── Materials provided

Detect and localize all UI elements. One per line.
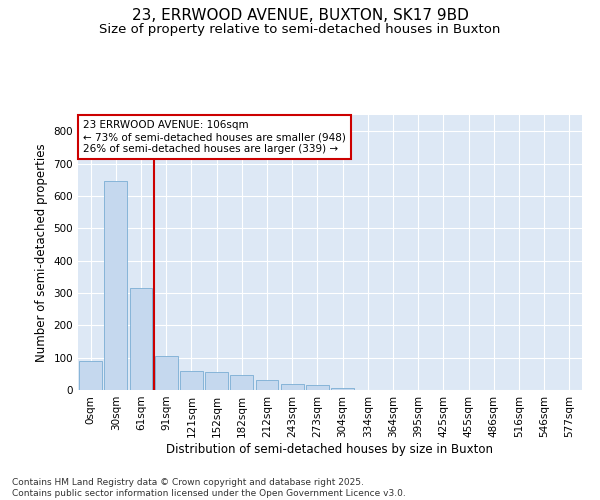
Text: 23, ERRWOOD AVENUE, BUXTON, SK17 9BD: 23, ERRWOOD AVENUE, BUXTON, SK17 9BD: [131, 8, 469, 22]
Bar: [331, 388, 354, 390]
Bar: [205, 372, 228, 390]
Bar: [306, 385, 329, 390]
Bar: [180, 370, 203, 390]
Text: Contains HM Land Registry data © Crown copyright and database right 2025.
Contai: Contains HM Land Registry data © Crown c…: [12, 478, 406, 498]
Text: Size of property relative to semi-detached houses in Buxton: Size of property relative to semi-detach…: [100, 22, 500, 36]
Bar: [104, 182, 127, 390]
Bar: [155, 356, 178, 390]
Y-axis label: Number of semi-detached properties: Number of semi-detached properties: [35, 143, 48, 362]
Bar: [130, 288, 152, 390]
Bar: [79, 361, 102, 390]
Bar: [281, 384, 304, 390]
Bar: [230, 376, 253, 390]
Bar: [256, 380, 278, 390]
Text: 23 ERRWOOD AVENUE: 106sqm
← 73% of semi-detached houses are smaller (948)
26% of: 23 ERRWOOD AVENUE: 106sqm ← 73% of semi-…: [83, 120, 346, 154]
X-axis label: Distribution of semi-detached houses by size in Buxton: Distribution of semi-detached houses by …: [167, 442, 493, 456]
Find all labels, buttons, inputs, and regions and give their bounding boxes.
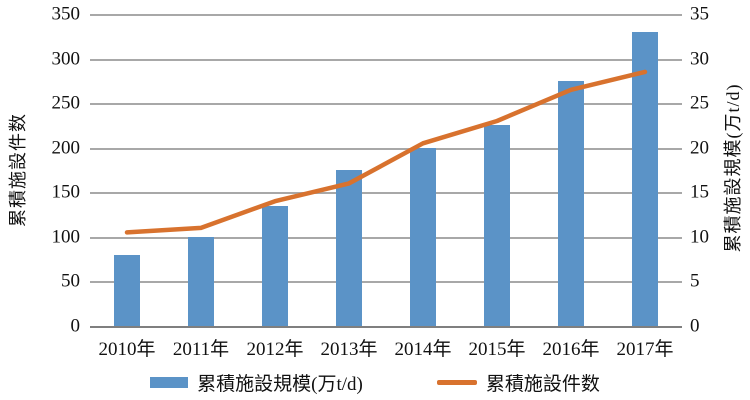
bar [336, 170, 362, 326]
bar-column [534, 14, 608, 326]
x-axis-category-label: 2013年 [320, 339, 378, 360]
x-axis-baseline [90, 326, 682, 328]
bar-column [460, 14, 534, 326]
gridline [90, 147, 682, 150]
gridline [90, 103, 682, 106]
gridline [90, 58, 682, 61]
legend-label-bar-series: 累積施設規模(万t/d) [197, 374, 363, 395]
right-axis-tick-label: 30 [690, 48, 709, 70]
gridline [90, 281, 682, 284]
left-axis-tick-label: 150 [51, 181, 81, 203]
bar-column [386, 14, 460, 326]
gridline [90, 192, 682, 195]
bar [114, 254, 140, 326]
bar [410, 147, 436, 326]
x-axis-category-label: 2017年 [616, 339, 674, 360]
bar [484, 125, 510, 326]
right-axis-tick-label: 10 [690, 226, 709, 248]
x-axis-category-label: 2011年 [172, 339, 230, 360]
bar [188, 236, 214, 326]
x-axis-category-label: 2016年 [542, 339, 600, 360]
left-axis-tick-label: 200 [51, 137, 81, 159]
left-axis-tick-label: 50 [61, 270, 80, 292]
left-axis-title: 累積施設件数 [8, 113, 28, 227]
right-axis-tick-label: 5 [690, 270, 700, 292]
bar [632, 31, 658, 326]
left-axis-tick-label: 0 [70, 315, 81, 337]
bar [558, 80, 584, 326]
right-axis-tick-label: 35 [690, 3, 709, 25]
bar [262, 205, 288, 326]
left-axis-tick-label: 350 [51, 3, 81, 25]
legend-item-line-series: 累積施設件数 [436, 369, 600, 396]
right-axis-tick-label: 20 [690, 137, 709, 159]
legend-item-bar-series: 累積施設規模(万t/d) [150, 369, 363, 396]
gridline [90, 14, 682, 16]
left-axis-tick-label: 300 [51, 48, 81, 70]
bar-column [238, 14, 312, 326]
legend: 累積施設規模(万t/d) 累積施設件数 [0, 369, 750, 396]
left-axis-tick-label: 250 [51, 92, 81, 114]
bar-swatch-icon [150, 377, 189, 388]
gridline [90, 236, 682, 239]
x-axis-category-label: 2015年 [468, 339, 526, 360]
bar-series [90, 14, 682, 326]
bar-column [312, 14, 386, 326]
right-axis-tick-label: 0 [690, 315, 700, 337]
plot-area [90, 14, 682, 328]
bar-column [164, 14, 238, 326]
bar-column [608, 14, 682, 326]
right-axis-tick-label: 15 [690, 181, 709, 203]
left-axis-tick-label: 100 [51, 226, 81, 248]
legend-label-line-series: 累積施設件数 [485, 374, 600, 395]
x-axis-category-label: 2010年 [98, 339, 156, 360]
line-series [124, 69, 648, 235]
x-axis-category-label: 2014年 [394, 339, 452, 360]
bar-column [90, 14, 164, 326]
line-swatch-icon [436, 380, 477, 385]
line-path [124, 69, 648, 235]
x-axis-labels: 2010年 2011年 2012年 2013年 2014年 2015年 2016年 2017年 [90, 334, 682, 361]
right-axis-tick-label: 25 [690, 92, 709, 114]
x-axis-category-label: 2012年 [246, 339, 304, 360]
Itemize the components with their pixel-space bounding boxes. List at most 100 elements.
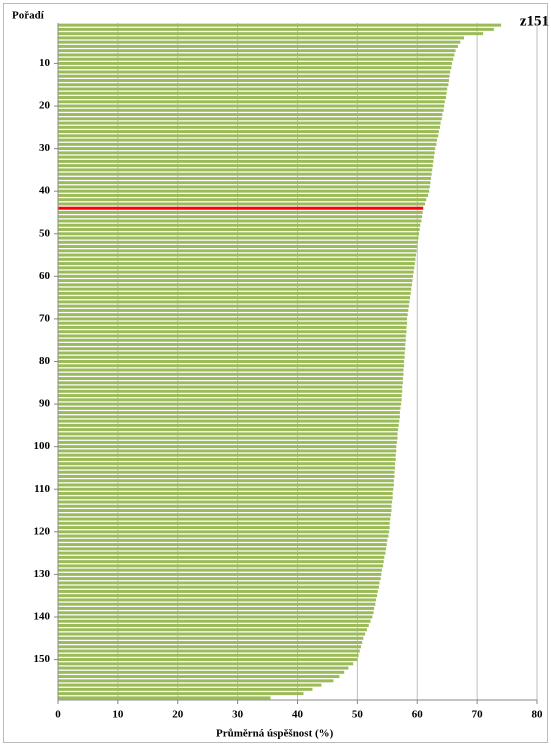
bar (58, 517, 391, 521)
y-tick-label: 20 (39, 100, 51, 112)
bar (58, 304, 409, 308)
bar (58, 291, 411, 295)
bar (58, 457, 396, 461)
bar (58, 245, 418, 249)
x-tick-label: 70 (472, 709, 484, 721)
bar (58, 564, 384, 568)
bar (58, 351, 405, 355)
bar (58, 44, 458, 48)
x-tick-label: 40 (292, 709, 304, 721)
bar (58, 108, 444, 112)
bar (58, 159, 434, 163)
bar (58, 308, 409, 312)
bar (58, 172, 432, 176)
y-tick-label: 30 (39, 142, 51, 154)
bar (58, 334, 406, 338)
bar (58, 381, 403, 385)
bar (58, 100, 445, 104)
bar (58, 53, 455, 57)
bar (58, 130, 439, 134)
bar (58, 432, 398, 436)
bar (58, 538, 388, 542)
bar (58, 487, 394, 491)
bar (58, 526, 390, 530)
bar (58, 283, 412, 287)
bar (58, 543, 387, 547)
bar (58, 377, 403, 381)
bar (58, 504, 392, 508)
bar (58, 666, 349, 670)
bar (58, 683, 322, 687)
bar (58, 134, 439, 138)
bar (58, 662, 354, 666)
bar (58, 181, 431, 185)
bar (58, 411, 400, 415)
bar (58, 428, 399, 432)
bar (58, 215, 423, 219)
bar (58, 325, 407, 329)
bar (58, 521, 390, 525)
x-tick-label: 30 (232, 709, 244, 721)
bar (58, 300, 410, 304)
bar (58, 206, 424, 210)
bar (58, 253, 417, 257)
y-tick-label: 90 (39, 398, 51, 410)
bar (58, 96, 446, 100)
bar (58, 594, 378, 598)
bar (58, 474, 395, 478)
bar (58, 232, 420, 236)
bar (58, 317, 408, 321)
bar (58, 279, 413, 283)
bar (58, 419, 400, 423)
bar (58, 321, 408, 325)
bar (58, 330, 407, 334)
bar (58, 462, 396, 466)
bar (58, 551, 386, 555)
bar (58, 453, 396, 457)
bar (58, 449, 397, 453)
bar (58, 560, 384, 564)
bar (58, 394, 402, 398)
bar (58, 32, 484, 36)
bar (58, 585, 379, 589)
bar (58, 611, 374, 615)
bar (58, 257, 416, 261)
bar (58, 445, 397, 449)
bar (58, 602, 376, 606)
bar (58, 219, 422, 223)
bar (58, 147, 436, 151)
bar (58, 57, 454, 61)
bar (58, 66, 452, 70)
bar (58, 572, 382, 576)
bar (58, 40, 461, 44)
bar (58, 645, 361, 649)
bar (58, 679, 334, 683)
bar (58, 615, 373, 619)
bar (58, 628, 367, 632)
x-tick-label: 20 (172, 709, 184, 721)
bar (58, 236, 419, 240)
bar (58, 87, 448, 91)
bar (58, 547, 387, 551)
bar (58, 49, 456, 53)
bar (58, 641, 363, 645)
bar (58, 23, 502, 27)
y-tick-label: 70 (39, 312, 51, 324)
bar (58, 185, 430, 189)
bar (58, 266, 415, 270)
y-tick-label: 150 (34, 653, 51, 665)
bar (58, 198, 427, 202)
bar (58, 355, 405, 359)
bar (58, 360, 405, 363)
bar (58, 287, 412, 291)
x-tick-label: 50 (352, 709, 364, 721)
bar (58, 692, 304, 696)
y-tick-label: 60 (39, 270, 51, 282)
bar (58, 83, 449, 87)
bar (58, 240, 418, 244)
y-tick-label: 40 (39, 185, 51, 197)
bar (58, 492, 393, 495)
y-tick-label: 10 (39, 57, 51, 69)
bar (58, 91, 447, 95)
bar (58, 606, 375, 610)
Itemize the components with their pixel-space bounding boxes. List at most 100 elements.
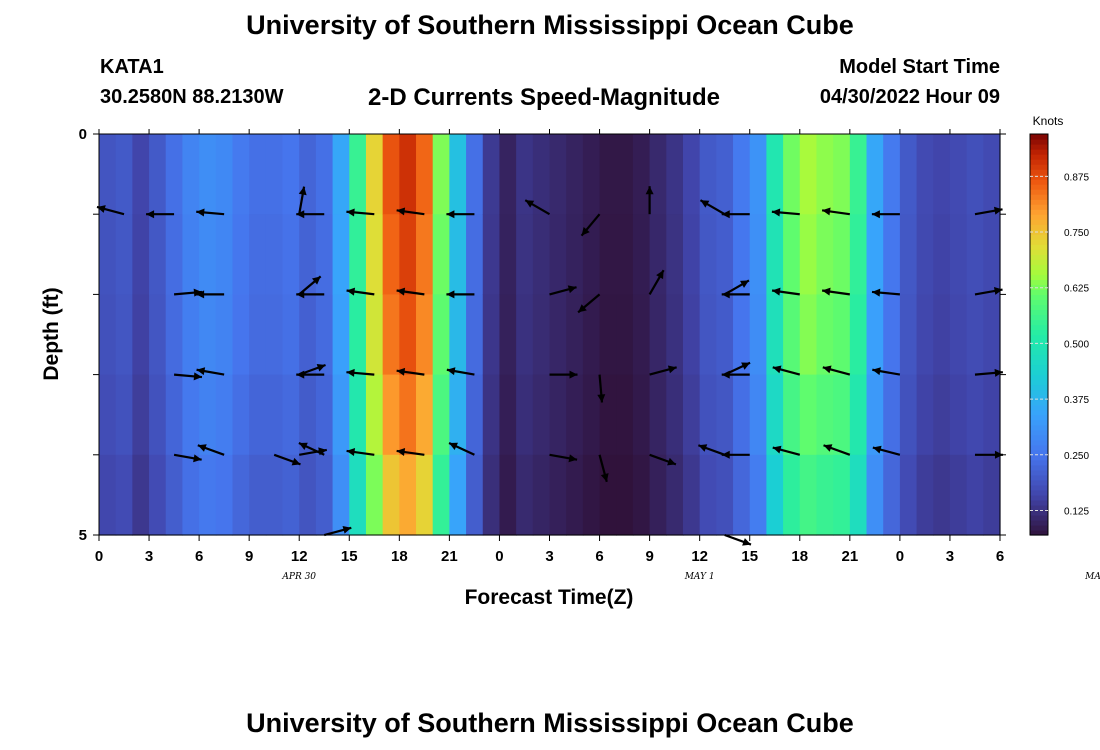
colorbar-segment [1030,374,1048,381]
heatmap-cell [682,134,701,215]
heatmap-cell [616,454,634,536]
current-vector [648,269,665,295]
current-vector [645,186,654,215]
x-tick-label: 0 [896,548,904,565]
colorbar-segment [1030,309,1048,316]
heatmap-cell [149,294,167,376]
heatmap-cell [716,294,734,376]
heatmap-cell [632,214,651,295]
heatmap-cell [99,454,117,536]
heatmap-cell [482,134,501,215]
current-vector [871,288,900,297]
heatmap-cell [949,374,968,456]
heatmap-cell [249,294,267,376]
x-tick-label: 6 [595,548,603,565]
heatmap-cell [933,214,951,295]
heatmap-cell [182,134,200,215]
vector-head [298,442,308,450]
heatmap-cell [182,454,200,536]
vector-head [656,270,664,280]
y-tick-label: 5 [79,527,87,544]
heatmap-cell [416,214,434,295]
colorbar-segment [1030,264,1048,270]
heatmap-cell [482,454,501,536]
colorbar-segment [1030,419,1048,426]
heatmap-cell [516,214,534,295]
colorbar-segment [1030,384,1048,391]
x-tick-label: 3 [145,548,153,565]
heatmap-cell [666,134,684,215]
current-vector [724,533,752,546]
heatmap-cell [883,134,901,215]
vector-head [291,457,301,466]
heatmap-cell [282,134,300,215]
colorbar-segment [1030,529,1048,536]
x-tick-label: 0 [95,548,103,565]
y-axis-label: Depth (ft) [40,287,63,380]
heatmap-cell [332,214,350,295]
heatmap-cell [866,294,884,376]
vector-head [872,445,882,454]
heatmap-cell [232,374,250,456]
colorbar-segment [1030,274,1048,280]
colorbar-segment [1030,234,1048,240]
heatmap-cell [849,294,868,376]
heatmap-cell [849,134,868,215]
current-vector [396,367,425,376]
current-vector [346,208,375,217]
heatmap-cell [432,454,450,536]
current-vector [196,367,225,376]
heatmap-cell [165,214,184,295]
current-vector [699,199,726,216]
colorbar-segment [1030,369,1048,376]
heatmap-cell [799,134,818,215]
colorbar-segment [1030,164,1048,170]
heatmap-cell [883,214,901,295]
model-start-label: Model Start Time [839,56,1000,78]
heatmap-cell [499,214,517,295]
colorbar-segment [1030,154,1048,160]
vector-head [446,367,456,376]
heatmap-cell [449,374,467,456]
heatmap-cell [866,374,884,456]
heatmap-cell [99,214,117,295]
colorbar-segment [1030,524,1048,531]
heatmap-cell [466,294,484,376]
current-vector [273,453,301,466]
vector-head [346,287,356,296]
heatmap-cell [432,134,450,215]
heatmap-cell [916,134,934,215]
heatmap-cell [699,454,717,536]
heatmap-cell [682,374,701,456]
heatmap-cell [966,374,984,456]
heatmap-cell [532,214,551,295]
heatmap-cell [315,374,334,456]
heatmap-cell [699,294,717,376]
vector-head [346,208,355,217]
heatmap-cell [432,214,450,295]
colorbar-tick-label: 0.875 [1064,172,1089,183]
vector-head [667,457,676,466]
colorbar-tick-label: 0.500 [1064,339,1089,350]
vector-head [396,448,406,456]
heatmap-cell [566,374,584,456]
heatmap-cell [883,454,901,536]
heatmap-cell [382,454,400,536]
heatmap-cell [933,134,951,215]
vector-head [296,370,305,379]
heatmap-cell [816,294,834,376]
heatmap-cell [499,374,517,456]
heatmap-cell [749,294,768,376]
heatmap-cell [232,134,250,215]
colorbar-segment [1030,324,1048,331]
vector-head [578,304,587,313]
heatmap-cell [716,374,734,456]
current-vector [871,210,900,219]
colorbar-segment [1030,259,1048,265]
x-tick-label: 18 [791,548,808,565]
heatmap-cell [783,374,801,456]
colorbar-segment [1030,199,1048,205]
vector-head [311,276,321,285]
vector-head [597,394,606,403]
heatmap-cell [666,374,684,456]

────

Print the lines exactly, beginning with the line that contains "bar (58, 517, 391, 521)" and ending with the line that contains "x-tick-label: 40 (292, 709, 304, 721)", both included.

The reply>
bar (58, 517, 391, 521)
y-tick-label: 20 (39, 100, 51, 112)
bar (58, 304, 409, 308)
bar (58, 291, 411, 295)
bar (58, 457, 396, 461)
bar (58, 245, 418, 249)
x-tick-label: 70 (472, 709, 484, 721)
bar (58, 564, 384, 568)
bar (58, 351, 405, 355)
bar (58, 44, 458, 48)
x-tick-label: 40 (292, 709, 304, 721)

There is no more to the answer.